**RECORDS**
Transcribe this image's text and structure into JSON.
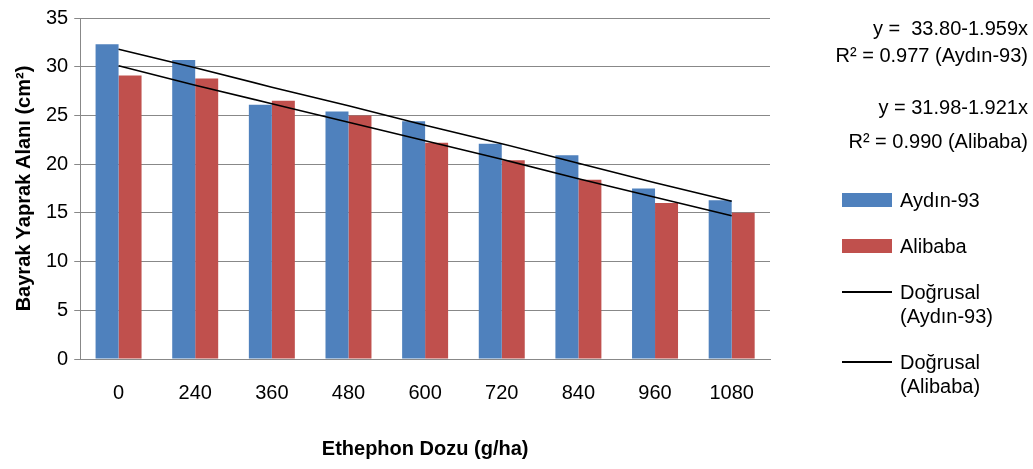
{
  "chart_data": {
    "type": "bar",
    "xlabel": "Ethephon Dozu (g/ha)",
    "ylabel": "Bayrak Yaprak Alanı (cm²)",
    "categories": [
      "0",
      "240",
      "360",
      "480",
      "600",
      "720",
      "840",
      "960",
      "1080"
    ],
    "series": [
      {
        "name": "Aydın-93",
        "color": "#4f81bd",
        "values": [
          32.3,
          30.7,
          26.1,
          25.4,
          24.4,
          22.1,
          20.9,
          17.5,
          16.3
        ]
      },
      {
        "name": "Alibaba",
        "color": "#c0504d",
        "values": [
          29.1,
          28.8,
          26.5,
          25.0,
          22.2,
          20.4,
          18.4,
          16.0,
          15.0
        ]
      },
      {
        "name": "Doğrusal (Aydın-93)",
        "type": "line",
        "color": "#000000",
        "marker": "none",
        "values": [
          31.8,
          29.9,
          27.9,
          26.0,
          24.0,
          22.1,
          20.1,
          18.1,
          16.2
        ]
      },
      {
        "name": "Doğrusal (Alibaba)",
        "type": "line",
        "color": "#000000",
        "marker": "none",
        "values": [
          30.1,
          28.1,
          26.2,
          24.3,
          22.4,
          20.5,
          18.5,
          16.6,
          14.7
        ]
      }
    ],
    "ylim": [
      0,
      35
    ],
    "yticks": [
      0,
      5,
      10,
      15,
      20,
      25,
      30,
      35
    ],
    "grid": "y",
    "legend": "right",
    "annotations": [
      "y =  33.80-1.959x",
      "R² = 0.977 (Aydın-93)",
      "y = 31.98-1.921x",
      "R² = 0.990 (Alibaba)"
    ]
  }
}
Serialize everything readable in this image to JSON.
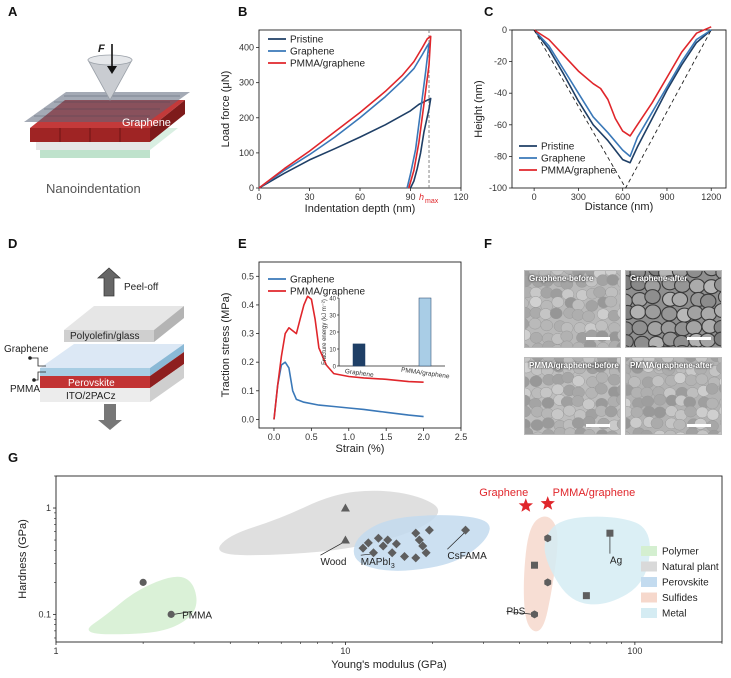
{
  "panels": [
    "A",
    "B",
    "C",
    "D",
    "E",
    "F",
    "G"
  ],
  "panel_a": {
    "force_label": "F",
    "material": "Graphene",
    "caption": "Nanoindentation"
  },
  "panel_d": {
    "peel": "Peel-off",
    "glass": "Polyolefin/glass",
    "graphene": "Graphene",
    "pmma": "PMMA",
    "perovskite": "Perovskite",
    "ito": "ITO/2PACz"
  },
  "panel_f": {
    "images": [
      "Graphene-before",
      "Graphene-after",
      "PMMA/graphene-before",
      "PMMA/graphene-after"
    ]
  },
  "colors": {
    "pristine": "#1f3f66",
    "graphene": "#3a78b8",
    "pmma": "#e0262b",
    "polymer": "#d4efd0",
    "natural": "#d9d9d9",
    "perovskite": "#c3dbef",
    "sulfides": "#f6d8cc",
    "metal": "#d5ecf3"
  },
  "chart_data": [
    {
      "id": "B",
      "type": "line",
      "xlabel": "Indentation depth (nm)",
      "ylabel": "Load force (μN)",
      "xlim": [
        0,
        120
      ],
      "ylim": [
        0,
        450
      ],
      "xticks": [
        0,
        30,
        60,
        90,
        120
      ],
      "yticks": [
        0,
        100,
        200,
        300,
        400
      ],
      "annotation": "h",
      "annotation_sub": "max",
      "annotation_x": 101,
      "series": [
        {
          "name": "Pristine",
          "color": "#1f3f66",
          "x": [
            0,
            15,
            30,
            45,
            60,
            75,
            90,
            95,
            100,
            102,
            101,
            98,
            96,
            94,
            92,
            90
          ],
          "y": [
            0,
            42,
            80,
            112,
            145,
            180,
            220,
            238,
            250,
            255,
            225,
            160,
            100,
            55,
            20,
            0
          ]
        },
        {
          "name": "Graphene",
          "color": "#3a78b8",
          "x": [
            0,
            15,
            30,
            45,
            60,
            75,
            85,
            92,
            97,
            100,
            101,
            99,
            96,
            93,
            90,
            88
          ],
          "y": [
            0,
            50,
            95,
            145,
            200,
            260,
            305,
            340,
            380,
            405,
            412,
            330,
            220,
            110,
            40,
            0
          ]
        },
        {
          "name": "PMMA/graphene",
          "color": "#e0262b",
          "x": [
            0,
            15,
            30,
            45,
            60,
            75,
            85,
            92,
            97,
            100,
            102,
            101,
            98,
            95,
            92,
            89
          ],
          "y": [
            0,
            55,
            105,
            160,
            215,
            275,
            320,
            360,
            400,
            425,
            432,
            350,
            240,
            130,
            50,
            0
          ]
        }
      ]
    },
    {
      "id": "C",
      "type": "line",
      "xlabel": "Distance (nm)",
      "ylabel": "Height (nm)",
      "xlim": [
        -150,
        1300
      ],
      "ylim": [
        -100,
        0
      ],
      "xticks": [
        0,
        300,
        600,
        900,
        1200
      ],
      "yticks": [
        0,
        -20,
        -40,
        -60,
        -80,
        -100
      ],
      "series": [
        {
          "name": "Pristine",
          "color": "#1f3f66",
          "x": [
            0,
            100,
            200,
            300,
            400,
            500,
            600,
            650,
            700,
            800,
            900,
            1000,
            1100,
            1200
          ],
          "y": [
            0,
            -12,
            -28,
            -45,
            -60,
            -70,
            -82,
            -84,
            -74,
            -56,
            -38,
            -22,
            -8,
            0
          ]
        },
        {
          "name": "Graphene",
          "color": "#3a78b8",
          "x": [
            0,
            100,
            200,
            300,
            400,
            500,
            600,
            650,
            700,
            800,
            900,
            1000,
            1100,
            1200
          ],
          "y": [
            0,
            -10,
            -25,
            -40,
            -55,
            -65,
            -76,
            -80,
            -68,
            -52,
            -36,
            -20,
            -6,
            0
          ]
        },
        {
          "name": "PMMA/graphene",
          "color": "#e0262b",
          "x": [
            0,
            100,
            200,
            300,
            400,
            450,
            500,
            550,
            600,
            650,
            700,
            800,
            900,
            1000,
            1100,
            1200
          ],
          "y": [
            0,
            -6,
            -16,
            -26,
            -34,
            -37,
            -44,
            -56,
            -64,
            -67,
            -60,
            -46,
            -30,
            -14,
            -2,
            2
          ]
        },
        {
          "name": "",
          "color": "#222222",
          "dashed": true,
          "x": [
            0,
            620,
            1200
          ],
          "y": [
            0,
            -100,
            0
          ]
        }
      ]
    },
    {
      "id": "E",
      "type": "line",
      "xlabel": "Strain (%)",
      "ylabel": "Traction stress (MPa)",
      "xlim": [
        -0.2,
        2.5
      ],
      "ylim": [
        -0.03,
        0.55
      ],
      "xticks": [
        0,
        0.5,
        1,
        1.5,
        2,
        2.5
      ],
      "xtick_labels": [
        "0.0",
        "0.5",
        "1.0",
        "1.5",
        "2.0",
        "2.5"
      ],
      "yticks": [
        0,
        0.1,
        0.2,
        0.3,
        0.4,
        0.5
      ],
      "ytick_labels": [
        "0.0",
        "0.1",
        "0.2",
        "0.3",
        "0.4",
        "0.5"
      ],
      "series": [
        {
          "name": "Graphene",
          "color": "#3a78b8",
          "x": [
            0,
            0.05,
            0.1,
            0.15,
            0.2,
            0.25,
            0.3,
            0.4,
            0.6,
            0.8,
            1.0,
            1.2,
            1.5,
            1.8,
            2.0
          ],
          "y": [
            0,
            0.12,
            0.19,
            0.2,
            0.18,
            0.1,
            0.07,
            0.06,
            0.05,
            0.045,
            0.04,
            0.035,
            0.025,
            0.015,
            0.01
          ]
        },
        {
          "name": "PMMA/graphene",
          "color": "#e0262b",
          "x": [
            0,
            0.05,
            0.1,
            0.15,
            0.2,
            0.25,
            0.3,
            0.35,
            0.4,
            0.45,
            0.5,
            0.55,
            0.6,
            0.7,
            0.8,
            1.0,
            1.2,
            1.5,
            1.8,
            2.0
          ],
          "y": [
            0,
            0.12,
            0.22,
            0.3,
            0.32,
            0.31,
            0.3,
            0.35,
            0.4,
            0.43,
            0.42,
            0.35,
            0.25,
            0.19,
            0.16,
            0.15,
            0.145,
            0.14,
            0.132,
            0.13
          ]
        }
      ],
      "inset": {
        "type": "bar",
        "ylabel": "Fracture energy (kJ m⁻²)",
        "ylim": [
          0,
          40
        ],
        "yticks": [
          0,
          10,
          20,
          30,
          40
        ],
        "categories": [
          "Graphene",
          "PMMA/graphene"
        ],
        "values": [
          13,
          40
        ],
        "colors": [
          "#1f3f66",
          "#a9cde6"
        ]
      }
    },
    {
      "id": "G",
      "type": "scatter",
      "xlabel": "Young's modulus (GPa)",
      "ylabel": "Hardness (GPa)",
      "xscale": "log",
      "yscale": "log",
      "xlim": [
        1,
        200
      ],
      "ylim": [
        0.055,
        2.0
      ],
      "xticks": [
        1,
        10,
        100
      ],
      "xtick_labels": [
        "1",
        "10",
        "100"
      ],
      "yticks": [
        0.1,
        1
      ],
      "ytick_labels": [
        "0.1",
        "1"
      ],
      "regions": [
        {
          "name": "Polymer",
          "color": "#d4efd0",
          "poly": [
            [
              1.2,
              0.065
            ],
            [
              1.5,
              0.1
            ],
            [
              1.9,
              0.17
            ],
            [
              2.6,
              0.24
            ],
            [
              3.0,
              0.2
            ],
            [
              3.1,
              0.11
            ],
            [
              2.6,
              0.075
            ],
            [
              2.0,
              0.065
            ]
          ]
        },
        {
          "name": "Natural plant",
          "color": "#d9d9d9",
          "poly": [
            [
              3.5,
              0.36
            ],
            [
              3.9,
              0.55
            ],
            [
              6,
              0.8
            ],
            [
              9,
              1.35
            ],
            [
              13,
              1.5
            ],
            [
              18,
              1.3
            ],
            [
              22,
              0.95
            ],
            [
              18,
              0.62
            ],
            [
              11,
              0.42
            ],
            [
              6,
              0.36
            ]
          ]
        },
        {
          "name": "Perovskite",
          "color": "#c3dbef",
          "poly": [
            [
              10.5,
              0.35
            ],
            [
              11,
              0.55
            ],
            [
              14,
              0.8
            ],
            [
              22,
              0.88
            ],
            [
              32,
              0.78
            ],
            [
              31,
              0.5
            ],
            [
              24,
              0.3
            ],
            [
              16,
              0.25
            ],
            [
              12,
              0.27
            ]
          ]
        },
        {
          "name": "Sulfides",
          "color": "#f6d8cc",
          "poly": [
            [
              42,
              0.075
            ],
            [
              41,
              0.2
            ],
            [
              43,
              0.7
            ],
            [
              50,
              0.9
            ],
            [
              55,
              0.6
            ],
            [
              52,
              0.18
            ],
            [
              48,
              0.065
            ]
          ]
        },
        {
          "name": "Metal",
          "color": "#d5ecf3",
          "poly": [
            [
              48,
              0.5
            ],
            [
              55,
              0.8
            ],
            [
              85,
              0.85
            ],
            [
              115,
              0.65
            ],
            [
              110,
              0.2
            ],
            [
              80,
              0.12
            ],
            [
              60,
              0.13
            ],
            [
              50,
              0.28
            ]
          ]
        }
      ],
      "points": [
        {
          "group": "Polymer",
          "marker": "circle",
          "x": 2.0,
          "y": 0.2
        },
        {
          "group": "Polymer",
          "marker": "circle",
          "x": 2.5,
          "y": 0.1
        },
        {
          "group": "Natural plant",
          "marker": "triangle",
          "x": 10,
          "y": 1.0
        },
        {
          "group": "Natural plant",
          "marker": "triangle",
          "x": 10,
          "y": 0.5
        },
        {
          "group": "Perovskite",
          "marker": "diamond",
          "x": 11.5,
          "y": 0.42
        },
        {
          "group": "Perovskite",
          "marker": "diamond",
          "x": 12,
          "y": 0.47
        },
        {
          "group": "Perovskite",
          "marker": "diamond",
          "x": 12.5,
          "y": 0.38
        },
        {
          "group": "Perovskite",
          "marker": "diamond",
          "x": 13,
          "y": 0.52
        },
        {
          "group": "Perovskite",
          "marker": "diamond",
          "x": 13.5,
          "y": 0.44
        },
        {
          "group": "Perovskite",
          "marker": "diamond",
          "x": 14,
          "y": 0.5
        },
        {
          "group": "Perovskite",
          "marker": "diamond",
          "x": 14.5,
          "y": 0.38
        },
        {
          "group": "Perovskite",
          "marker": "diamond",
          "x": 15,
          "y": 0.46
        },
        {
          "group": "Perovskite",
          "marker": "diamond",
          "x": 16,
          "y": 0.35
        },
        {
          "group": "Perovskite",
          "marker": "diamond",
          "x": 17.5,
          "y": 0.58
        },
        {
          "group": "Perovskite",
          "marker": "diamond",
          "x": 18,
          "y": 0.5
        },
        {
          "group": "Perovskite",
          "marker": "diamond",
          "x": 18.5,
          "y": 0.44
        },
        {
          "group": "Perovskite",
          "marker": "diamond",
          "x": 19,
          "y": 0.38
        },
        {
          "group": "Perovskite",
          "marker": "diamond",
          "x": 17.5,
          "y": 0.34
        },
        {
          "group": "Perovskite",
          "marker": "diamond",
          "x": 19.5,
          "y": 0.62
        },
        {
          "group": "Perovskite",
          "marker": "diamond",
          "x": 26,
          "y": 0.62
        },
        {
          "group": "Sulfides",
          "marker": "hexagon",
          "x": 50,
          "y": 0.52
        },
        {
          "group": "Sulfides",
          "marker": "hexagon",
          "x": 50,
          "y": 0.2
        },
        {
          "group": "Sulfides",
          "marker": "hexagon",
          "x": 45,
          "y": 0.1
        },
        {
          "group": "Metal",
          "marker": "square",
          "x": 45,
          "y": 0.29
        },
        {
          "group": "Metal",
          "marker": "square",
          "x": 68,
          "y": 0.15
        },
        {
          "group": "Metal",
          "marker": "square",
          "x": 82,
          "y": 0.58
        },
        {
          "group": "This work",
          "marker": "star",
          "x": 42,
          "y": 1.05
        },
        {
          "group": "This work",
          "marker": "star",
          "x": 50,
          "y": 1.1
        }
      ],
      "annotations": [
        {
          "text": "PMMA",
          "x": 3.0,
          "y": 0.1,
          "tx": 3.0,
          "ty": 0.1,
          "line_to": [
            2.55,
            0.1
          ]
        },
        {
          "text": "Wood",
          "x": 8.2,
          "y": 0.29,
          "line_to": [
            9.9,
            0.48
          ]
        },
        {
          "text": "MAPbI",
          "sub": "3",
          "x": 11.3,
          "y": 0.29,
          "line_to": [
            12.4,
            0.37
          ]
        },
        {
          "text": "CsFAMA",
          "x": 22.5,
          "y": 0.33,
          "line_to": [
            26,
            0.6
          ]
        },
        {
          "text": "PbS",
          "x": 36,
          "y": 0.1,
          "line_to": [
            44.5,
            0.1
          ]
        },
        {
          "text": "Ag",
          "x": 82,
          "y": 0.3,
          "line_to": [
            82,
            0.56
          ]
        },
        {
          "text": "Graphene",
          "x": 29,
          "y": 1.3,
          "color": "#e0262b"
        },
        {
          "text": "PMMA/graphene",
          "x": 52,
          "y": 1.3,
          "color": "#e0262b"
        }
      ],
      "legend": [
        "Polymer",
        "Natural plant",
        "Perovskite",
        "Sulfides",
        "Metal"
      ]
    }
  ]
}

**WORK TO BE COMPLETED**
Which lines contain the word "after"? Return each of them.

**TASK OUTPUT**
      "Graphene-after",
      "PMMA/graphene-after"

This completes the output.